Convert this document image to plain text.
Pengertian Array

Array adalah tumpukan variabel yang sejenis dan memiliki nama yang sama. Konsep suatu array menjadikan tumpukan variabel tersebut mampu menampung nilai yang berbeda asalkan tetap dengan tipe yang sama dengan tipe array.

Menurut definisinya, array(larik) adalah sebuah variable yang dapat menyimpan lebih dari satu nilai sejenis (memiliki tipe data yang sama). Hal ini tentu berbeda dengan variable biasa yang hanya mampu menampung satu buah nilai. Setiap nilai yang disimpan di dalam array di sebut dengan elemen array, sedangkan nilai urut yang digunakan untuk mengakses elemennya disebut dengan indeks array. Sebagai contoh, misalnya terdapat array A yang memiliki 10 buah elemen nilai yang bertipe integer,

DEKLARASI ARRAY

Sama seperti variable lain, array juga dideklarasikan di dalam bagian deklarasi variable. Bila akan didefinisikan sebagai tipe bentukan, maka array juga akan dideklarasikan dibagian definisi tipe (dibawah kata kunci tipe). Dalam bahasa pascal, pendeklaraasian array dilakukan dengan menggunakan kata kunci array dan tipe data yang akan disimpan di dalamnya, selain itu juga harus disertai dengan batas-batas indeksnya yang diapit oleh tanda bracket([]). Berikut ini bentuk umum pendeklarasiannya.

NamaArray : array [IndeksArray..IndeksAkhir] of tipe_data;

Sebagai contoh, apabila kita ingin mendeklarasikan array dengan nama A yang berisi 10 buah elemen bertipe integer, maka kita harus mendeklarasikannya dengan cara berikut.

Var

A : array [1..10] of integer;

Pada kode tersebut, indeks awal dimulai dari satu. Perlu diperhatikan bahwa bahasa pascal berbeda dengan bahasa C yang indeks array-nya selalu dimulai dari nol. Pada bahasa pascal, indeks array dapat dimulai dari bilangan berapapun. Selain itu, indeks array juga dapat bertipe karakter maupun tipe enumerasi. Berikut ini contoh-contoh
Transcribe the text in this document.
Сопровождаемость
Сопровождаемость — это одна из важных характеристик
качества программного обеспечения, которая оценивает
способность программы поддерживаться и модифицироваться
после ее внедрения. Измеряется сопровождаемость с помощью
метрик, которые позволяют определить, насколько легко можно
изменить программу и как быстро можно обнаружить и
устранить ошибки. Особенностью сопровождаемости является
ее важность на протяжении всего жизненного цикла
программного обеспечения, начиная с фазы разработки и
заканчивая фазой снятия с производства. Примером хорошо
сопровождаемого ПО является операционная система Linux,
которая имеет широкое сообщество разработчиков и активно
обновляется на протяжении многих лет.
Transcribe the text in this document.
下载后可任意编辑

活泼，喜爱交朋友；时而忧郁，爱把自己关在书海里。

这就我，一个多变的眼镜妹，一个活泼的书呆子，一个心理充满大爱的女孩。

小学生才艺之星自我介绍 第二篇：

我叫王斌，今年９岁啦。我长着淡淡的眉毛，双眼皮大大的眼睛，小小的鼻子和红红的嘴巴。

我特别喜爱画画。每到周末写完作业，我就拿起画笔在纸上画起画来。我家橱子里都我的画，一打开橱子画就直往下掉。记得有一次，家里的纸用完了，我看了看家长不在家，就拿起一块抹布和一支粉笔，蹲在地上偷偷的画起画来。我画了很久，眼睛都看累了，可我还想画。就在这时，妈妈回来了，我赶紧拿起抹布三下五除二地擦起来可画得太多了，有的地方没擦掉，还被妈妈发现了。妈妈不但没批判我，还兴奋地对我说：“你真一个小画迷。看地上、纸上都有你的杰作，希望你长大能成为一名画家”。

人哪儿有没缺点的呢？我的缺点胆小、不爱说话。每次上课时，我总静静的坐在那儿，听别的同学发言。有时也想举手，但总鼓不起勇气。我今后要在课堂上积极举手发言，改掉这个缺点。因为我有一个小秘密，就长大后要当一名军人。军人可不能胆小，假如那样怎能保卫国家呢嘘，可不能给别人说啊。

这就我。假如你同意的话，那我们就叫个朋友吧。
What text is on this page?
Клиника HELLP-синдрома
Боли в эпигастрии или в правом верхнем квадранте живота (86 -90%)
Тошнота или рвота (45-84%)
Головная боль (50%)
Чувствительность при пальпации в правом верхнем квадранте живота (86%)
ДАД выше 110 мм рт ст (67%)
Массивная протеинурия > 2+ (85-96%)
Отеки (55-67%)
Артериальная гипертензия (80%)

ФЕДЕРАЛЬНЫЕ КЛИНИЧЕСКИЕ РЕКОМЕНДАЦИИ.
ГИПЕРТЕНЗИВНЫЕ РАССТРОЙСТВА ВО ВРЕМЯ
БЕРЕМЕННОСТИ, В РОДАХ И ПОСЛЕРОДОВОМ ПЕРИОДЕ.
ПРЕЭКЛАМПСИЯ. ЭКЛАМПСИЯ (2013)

### What is asked
Each entry above is to be set down again in exactly the same words.

### The output
Convert this document image to plain text.
Pengertian Array

Array adalah tumpukan variabel yang sejenis dan memiliki nama yang sama. Konsep suatu array menjadikan tumpukan variabel tersebut mampu menampung nilai yang berbeda asalkan tetap dengan tipe yang sama dengan tipe array.

Menurut definisinya, array(larik) adalah sebuah variable yang dapat menyimpan lebih dari satu nilai sejenis (memiliki tipe data yang sama). Hal ini tentu berbeda dengan variable biasa yang hanya mampu menampung satu buah nilai. Setiap nilai yang disimpan di dalam array di sebut dengan elemen array, sedangkan nilai urut yang digunakan untuk mengakses elemennya disebut dengan indeks array. Sebagai contoh, misalnya terdapat array A yang memiliki 10 buah elemen nilai yang bertipe integer,

DEKLARASI ARRAY

Sama seperti variable lain, array juga dideklarasikan di dalam bagian deklarasi variable. Bila akan didefinisikan sebagai tipe bentukan, maka array juga akan dideklarasikan dibagian definisi tipe (dibawah kata kunci tipe). Dalam bahasa pascal, pendeklaraasian array dilakukan dengan menggunakan kata kunci array dan tipe data yang akan disimpan di dalamnya, selain itu juga harus disertai dengan batas-batas indeksnya yang diapit oleh tanda bracket([]). Berikut ini bentuk umum pendeklarasiannya.

NamaArray : array [IndeksArray..IndeksAkhir] of tipe_data;

Sebagai contoh, apabila kita ingin mendeklarasikan array dengan nama A yang berisi 10 buah elemen bertipe integer, maka kita harus mendeklarasikannya dengan cara berikut.

Var

A : array [1..10] of integer;

Pada kode tersebut, indeks awal dimulai dari satu. Perlu diperhatikan bahwa bahasa pascal berbeda dengan bahasa C yang indeks array-nya selalu dimulai dari nol. Pada bahasa pascal, indeks array dapat dimulai dari bilangan berapapun. Selain itu, indeks array juga dapat bertipe karakter maupun tipe enumerasi. Berikut ini contoh-contoh
Transcribe the text in this document.
Сопровождаемость
Сопровождаемость — это одна из важных характеристик
качества программного обеспечения, которая оценивает
способность программы поддерживаться и модифицироваться
после ее внедрения. Измеряется сопровождаемость с помощью
метрик, которые позволяют определить, насколько легко можно
изменить программу и как быстро можно обнаружить и
устранить ошибки. Особенностью сопровождаемости является
ее важность на протяжении всего жизненного цикла
программного обеспечения, начиная с фазы разработки и
заканчивая фазой снятия с производства. Примером хорошо
сопровождаемого ПО является операционная система Linux,
которая имеет широкое сообщество разработчиков и активно
обновляется на протяжении многих лет.
Transcribe the text in this document.
下载后可任意编辑

活泼，喜爱交朋友；时而忧郁，爱把自己关在书海里。

这就我，一个多变的眼镜妹，一个活泼的书呆子，一个心理充满大爱的女孩。

小学生才艺之星自我介绍 第二篇：

我叫王斌，今年９岁啦。我长着淡淡的眉毛，双眼皮大大的眼睛，小小的鼻子和红红的嘴巴。

我特别喜爱画画。每到周末写完作业，我就拿起画笔在纸上画起画来。我家橱子里都我的画，一打开橱子画就直往下掉。记得有一次，家里的纸用完了，我看了看家长不在家，就拿起一块抹布和一支粉笔，蹲在地上偷偷的画起画来。我画了很久，眼睛都看累了，可我还想画。就在这时，妈妈回来了，我赶紧拿起抹布三下五除二地擦起来可画得太多了，有的地方没擦掉，还被妈妈发现了。妈妈不但没批判我，还兴奋地对我说：“你真一个小画迷。看地上、纸上都有你的杰作，希望你长大能成为一名画家”。

人哪儿有没缺点的呢？我的缺点胆小、不爱说话。每次上课时，我总静静的坐在那儿，听别的同学发言。有时也想举手，但总鼓不起勇气。我今后要在课堂上积极举手发言，改掉这个缺点。因为我有一个小秘密，就长大后要当一名军人。军人可不能胆小，假如那样怎能保卫国家呢嘘，可不能给别人说啊。

这就我。假如你同意的话，那我们就叫个朋友吧。
What text is on this page?
Клиника HELLP-синдрома
Боли в эпигастрии или в правом верхнем квадранте живота (86 -90%)
Тошнота или рвота (45-84%)
Головная боль (50%)
Чувствительность при пальпации в правом верхнем квадранте живота (86%)
ДАД выше 110 мм рт ст (67%)
Массивная протеинурия > 2+ (85-96%)
Отеки (55-67%)
Артериальная гипертензия (80%)

ФЕДЕРАЛЬНЫЕ КЛИНИЧЕСКИЕ РЕКОМЕНДАЦИИ.
ГИПЕРТЕНЗИВНЫЕ РАССТРОЙСТВА ВО ВРЕМЯ
БЕРЕМЕННОСТИ, В РОДАХ И ПОСЛЕРОДОВОМ ПЕРИОДЕ.
ПРЕЭКЛАМПСИЯ. ЭКЛАМПСИЯ (2013)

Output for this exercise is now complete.